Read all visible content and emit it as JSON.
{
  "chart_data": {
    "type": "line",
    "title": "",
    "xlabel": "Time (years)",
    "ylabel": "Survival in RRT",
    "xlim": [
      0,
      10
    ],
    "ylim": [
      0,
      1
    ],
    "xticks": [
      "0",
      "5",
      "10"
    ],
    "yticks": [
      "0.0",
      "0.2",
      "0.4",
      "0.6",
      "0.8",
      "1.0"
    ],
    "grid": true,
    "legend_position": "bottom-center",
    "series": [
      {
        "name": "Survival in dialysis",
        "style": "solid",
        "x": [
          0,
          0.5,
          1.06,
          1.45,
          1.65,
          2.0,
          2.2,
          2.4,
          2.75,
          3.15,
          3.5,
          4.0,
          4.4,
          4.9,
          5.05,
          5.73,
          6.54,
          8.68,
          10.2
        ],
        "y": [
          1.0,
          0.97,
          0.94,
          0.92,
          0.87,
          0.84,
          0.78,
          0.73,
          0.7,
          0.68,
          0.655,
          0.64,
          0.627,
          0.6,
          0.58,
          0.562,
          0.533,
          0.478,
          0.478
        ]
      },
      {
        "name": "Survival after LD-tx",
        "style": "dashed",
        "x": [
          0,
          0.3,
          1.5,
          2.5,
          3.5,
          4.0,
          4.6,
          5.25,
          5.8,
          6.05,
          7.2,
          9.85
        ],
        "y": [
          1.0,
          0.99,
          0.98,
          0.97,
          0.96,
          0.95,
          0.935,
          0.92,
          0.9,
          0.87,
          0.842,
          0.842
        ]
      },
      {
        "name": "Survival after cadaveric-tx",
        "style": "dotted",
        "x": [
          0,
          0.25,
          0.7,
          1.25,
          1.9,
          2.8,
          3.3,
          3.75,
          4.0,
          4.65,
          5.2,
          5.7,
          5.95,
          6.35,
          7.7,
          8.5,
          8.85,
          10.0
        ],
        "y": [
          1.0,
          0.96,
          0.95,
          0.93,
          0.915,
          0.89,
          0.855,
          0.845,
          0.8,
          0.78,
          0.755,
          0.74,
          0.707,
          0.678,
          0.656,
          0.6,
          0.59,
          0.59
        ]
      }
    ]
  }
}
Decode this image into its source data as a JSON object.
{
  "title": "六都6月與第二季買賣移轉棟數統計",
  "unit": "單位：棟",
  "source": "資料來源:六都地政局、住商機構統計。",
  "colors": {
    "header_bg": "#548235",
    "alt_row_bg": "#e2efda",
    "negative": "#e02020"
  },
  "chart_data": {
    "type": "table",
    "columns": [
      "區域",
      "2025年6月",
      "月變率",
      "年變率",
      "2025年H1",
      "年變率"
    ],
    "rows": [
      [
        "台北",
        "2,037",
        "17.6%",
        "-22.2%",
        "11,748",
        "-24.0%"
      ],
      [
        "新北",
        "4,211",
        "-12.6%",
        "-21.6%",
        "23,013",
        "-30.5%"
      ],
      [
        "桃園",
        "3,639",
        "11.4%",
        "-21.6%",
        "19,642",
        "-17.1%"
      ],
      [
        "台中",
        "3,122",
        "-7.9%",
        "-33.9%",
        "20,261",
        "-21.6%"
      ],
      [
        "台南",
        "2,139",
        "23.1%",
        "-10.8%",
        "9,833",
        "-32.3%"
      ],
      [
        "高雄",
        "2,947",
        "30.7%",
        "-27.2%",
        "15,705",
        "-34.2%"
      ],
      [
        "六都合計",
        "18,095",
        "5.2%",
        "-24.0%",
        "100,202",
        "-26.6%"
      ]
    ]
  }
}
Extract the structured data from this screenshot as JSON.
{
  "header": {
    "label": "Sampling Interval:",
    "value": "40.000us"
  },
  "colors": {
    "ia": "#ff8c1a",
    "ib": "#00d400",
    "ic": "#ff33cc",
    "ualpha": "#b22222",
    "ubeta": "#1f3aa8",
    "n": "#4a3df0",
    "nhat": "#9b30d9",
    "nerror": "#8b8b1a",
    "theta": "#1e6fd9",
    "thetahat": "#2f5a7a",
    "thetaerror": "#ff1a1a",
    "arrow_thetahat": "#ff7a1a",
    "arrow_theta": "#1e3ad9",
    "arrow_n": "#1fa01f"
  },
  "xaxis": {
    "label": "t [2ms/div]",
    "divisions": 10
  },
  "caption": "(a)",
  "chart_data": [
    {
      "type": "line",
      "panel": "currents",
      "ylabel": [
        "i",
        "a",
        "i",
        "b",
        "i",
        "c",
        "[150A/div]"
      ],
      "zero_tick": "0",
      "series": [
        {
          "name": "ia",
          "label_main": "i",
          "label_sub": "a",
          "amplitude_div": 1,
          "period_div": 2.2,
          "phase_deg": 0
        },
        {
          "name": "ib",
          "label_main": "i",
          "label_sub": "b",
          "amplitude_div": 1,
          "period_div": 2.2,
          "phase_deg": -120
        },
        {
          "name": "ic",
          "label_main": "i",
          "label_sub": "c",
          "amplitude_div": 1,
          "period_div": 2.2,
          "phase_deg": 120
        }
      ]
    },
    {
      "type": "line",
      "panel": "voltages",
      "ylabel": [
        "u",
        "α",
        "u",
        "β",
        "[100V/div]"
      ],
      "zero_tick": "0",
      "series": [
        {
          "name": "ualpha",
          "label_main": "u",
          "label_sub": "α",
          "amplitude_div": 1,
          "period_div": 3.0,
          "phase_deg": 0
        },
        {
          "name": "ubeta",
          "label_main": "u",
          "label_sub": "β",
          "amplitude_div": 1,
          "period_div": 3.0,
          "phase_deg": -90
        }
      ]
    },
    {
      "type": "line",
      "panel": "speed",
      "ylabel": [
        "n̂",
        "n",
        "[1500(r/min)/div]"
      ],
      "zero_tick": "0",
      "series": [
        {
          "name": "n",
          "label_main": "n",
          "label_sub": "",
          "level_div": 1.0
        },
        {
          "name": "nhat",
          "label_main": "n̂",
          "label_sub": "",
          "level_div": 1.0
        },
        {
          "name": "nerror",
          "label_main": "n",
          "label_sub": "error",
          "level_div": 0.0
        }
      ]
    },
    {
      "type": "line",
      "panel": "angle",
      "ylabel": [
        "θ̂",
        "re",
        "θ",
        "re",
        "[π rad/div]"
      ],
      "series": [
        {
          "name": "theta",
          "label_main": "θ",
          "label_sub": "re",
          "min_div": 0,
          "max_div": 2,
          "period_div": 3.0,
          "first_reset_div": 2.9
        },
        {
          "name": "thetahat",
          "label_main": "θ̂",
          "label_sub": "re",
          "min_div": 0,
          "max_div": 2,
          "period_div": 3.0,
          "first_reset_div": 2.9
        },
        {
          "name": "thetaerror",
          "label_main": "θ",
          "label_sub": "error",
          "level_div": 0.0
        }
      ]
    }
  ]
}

········

Filter out every line that lacks the word "this", and copy the rest.

Decode this image into its source data as a JSON object.
Extract the structured data from this screenshot as JSON.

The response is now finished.